╭─ Text provided

Then in the U.S., a great success story. We partnered with Goodwill on this Reconnect program, and there’s actually, it says 2,200. About a month ago, we expanded that to there’s now about 2,600 Goodwill locations that basically run this Reconnect program. They’ve been able to create about 250 jobs to manage this program.

They manage to actually refurbish and resell a lot of what they get, cause most of what they get is not actually not that old, and there’s a whole second market for it, for especially the typical Goodwill customer, who might not have $300.00 or $400.00 or $500.00 for a new computer, and might get something for $75.00 or $100.00, but again, it’s something Goodwill got for free and didn’t get to put too much money into. If they can’t refurbish or resell, they can potentially reuse some of the parts, and if not, it’s recycled responsibly.

Okay, so that was kind of a very high-level overview for a lot of work that a lot of people are involved in. I’ll tell you just briefly, the corporate sustainability team that I’m on, I often call it the central column. All the work we talked about so far lives in functional centers of expertise, so we have people in the procurement side dealing with suppliers and shippers, people in the product engineering side in our services groups and facilities management, et cetera.

╰─
╭─ Data section

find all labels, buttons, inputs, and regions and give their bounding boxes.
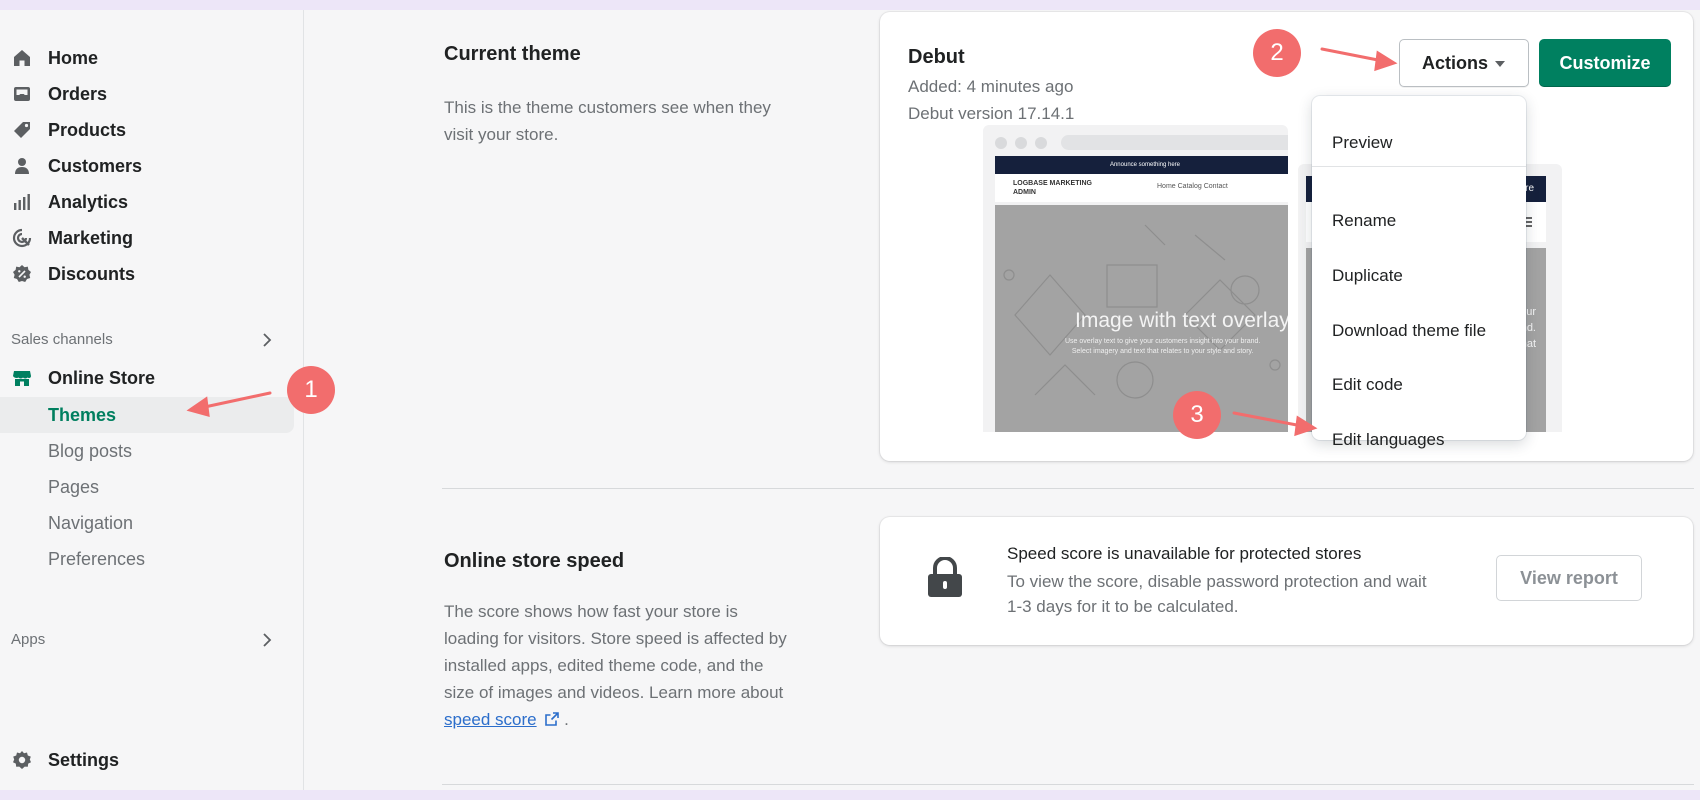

╰─

▸ **What is required**
Translate into Spanish this sentence from the talk on the Goodwill Reconnect program: "They’ve been able to create about 250 jobs to manage this program."

▸ **Solution to this task**
Han podido crear unos 250 empleos para gestionar este programa.